(SUPPLIED PASSAGE)

>>>>>

As someone suggested to me in the comments of the page, I re-implemented the loop using a condition_variable so that pushing a task in the queue notify it. I have a friend who can reproduce the bug systematically (windows Vista, core 2 duo) so I sent him versions: - removing the sleep call works (but is a bit less performant apparently) - changing the loop to use condition_variable works So it looks like the sleep call does have a strange behaviour but I don't know the source of the problem. Using the condition_variable seems more appropriate so I'll keep this fix for now. Joel Lamotte

Le 29/07/13 14:44, Klaim - Joël Lamotte a écrit :
As someone suggested to me in the comments of the page, I re-implemented the loop using a condition_variable so that pushing a task in the queue notify it.
I have a friend who can reproduce the bug systematically (windows Vista, core 2 duo) so I sent him versions:
- removing the sleep call works (but is a bit less performant apparently) - changing the loop to use condition_variable works
So it looks like the sleep call does have a strange behaviour but I don't know the source of the problem. Using the condition_variable seems more appropriate so I'll keep this fix for now.
Hi, there were an issue fixed on 1.54 https://svn.boost.org/trac/boost/ticket/8136. Please, could you tell me if this fix is related? Best, Vicente

On Sat, Aug 3, 2013 at 8:42 AM, Vicente J. Botet Escriba < vicente.botet@wanadoo.fr> wrote:
there were an issue fixed on 1.54 https://svn.boost.org/trac/** boost/ticket/8136 <https://svn.boost.org/trac/boost/ticket/8136>.
Please, could you tell me if this fix is related?
It might be related to this fix mixed with another fix from another dependency. I use Ogre3D with TBB, where Ogre3D will look for TBB using a CMake script. There was a bug I reported[1] recently to the Ogre3D team because in specific conditions (TBB from sources+32bit) where the CMake script was adding add_definitions(-D_WIN32_WINNT=0x0501) which hid some windows functions use by Ogre code. I fixed it by adding a condition so that it does it only with MinGW (I'm using exclusively Visual Studio 2012 U3 right now). Now, I don't know if it's related, but this change looks like it might have an impact on the fix you're talking about. As I was saying, I have a friend who can reproduce the bug systematically (windows Vista, core 2 duo) so maybe finding a computer with these characteristics might make the issue find it easily. When I reimplemented the loop using condition variables - which was actually better because now the thread wait as long as the time necessary to spawn the next task and is woken up when a new task is pushed in the task priority queue - solves the problem for my friend, so there might be a strong difference in waiting code there that might be related? I'll try to make a repro-case with my friend tomorrow if it helps. [1] http://www.ogre3d.org/forums/viewtopic.php?f=4&t=78443 Joel Lamotte

On Sat, Aug 3, 2013 at 12:13 PM, Klaim - Joël Lamotte <mjklaim@gmail.com>wrote:
It might be related to this fix mixed with another fix from another dependency.

<<<<<

(TO DO) Carry on the mailing-list thread above about replacing the sleep call with a condition_variable, starting after its last line.

Element position data
>>>>>

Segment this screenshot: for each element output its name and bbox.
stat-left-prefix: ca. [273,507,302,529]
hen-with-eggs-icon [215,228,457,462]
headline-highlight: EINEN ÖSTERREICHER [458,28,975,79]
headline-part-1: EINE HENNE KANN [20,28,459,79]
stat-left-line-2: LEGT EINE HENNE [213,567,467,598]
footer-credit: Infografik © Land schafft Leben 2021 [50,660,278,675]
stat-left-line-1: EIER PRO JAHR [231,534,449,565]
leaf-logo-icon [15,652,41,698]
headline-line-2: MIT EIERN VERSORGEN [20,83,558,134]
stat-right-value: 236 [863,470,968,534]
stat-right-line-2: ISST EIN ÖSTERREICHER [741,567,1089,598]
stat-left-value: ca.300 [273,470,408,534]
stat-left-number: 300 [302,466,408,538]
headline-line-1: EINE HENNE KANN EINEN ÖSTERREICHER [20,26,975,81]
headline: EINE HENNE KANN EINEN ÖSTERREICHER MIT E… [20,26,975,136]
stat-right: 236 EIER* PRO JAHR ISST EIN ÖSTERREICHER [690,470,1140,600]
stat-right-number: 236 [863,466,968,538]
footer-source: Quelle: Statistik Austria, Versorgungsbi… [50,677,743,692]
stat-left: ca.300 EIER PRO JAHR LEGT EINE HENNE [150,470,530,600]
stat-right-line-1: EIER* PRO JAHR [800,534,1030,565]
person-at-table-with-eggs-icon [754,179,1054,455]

<<<<<

(RESPONSE)
To clarify: I first upgraded Boost to 1.54, changed my code accordingly to use boost::future, checked once that it compiled and did the same thing. Then I upgraded Ogre and changed the configuration to force it to use TBB (tbb was up to date in my setup). It's when I hit the Ogre bug that I fixed in CMake. Concerning the sleep bug I'm seeing, I remarked it after that point, but it might have been there before. It's hard to know because it's really rare on my laptop (win7 64bit). Joel Lamotte

Le 03/08/13 14:37, Klaim - Joël Lamotte a écrit :
On Sat, Aug 3, 2013 at 12:13 PM, Klaim - Joël Lamotte <mjklaim@gmail.com>wrote:
It might be related to this fix mixed with another fix from another dependency.
To clarify: I first upgraded Boost to 1.54, changed my code accordingly to use boost::future, checked once that it compiled and did the same thing. Then I upgraded Ogre and changed the configuration to force it to use TBB (tbb was up to date in my setup). It's when I hit the Ogre bug that I fixed in CMake.
Concerning the sleep bug I'm seeing, I remarked it after that point, but it might have been there before. It's hard to know because it's really rare on my laptop (win7 64bit).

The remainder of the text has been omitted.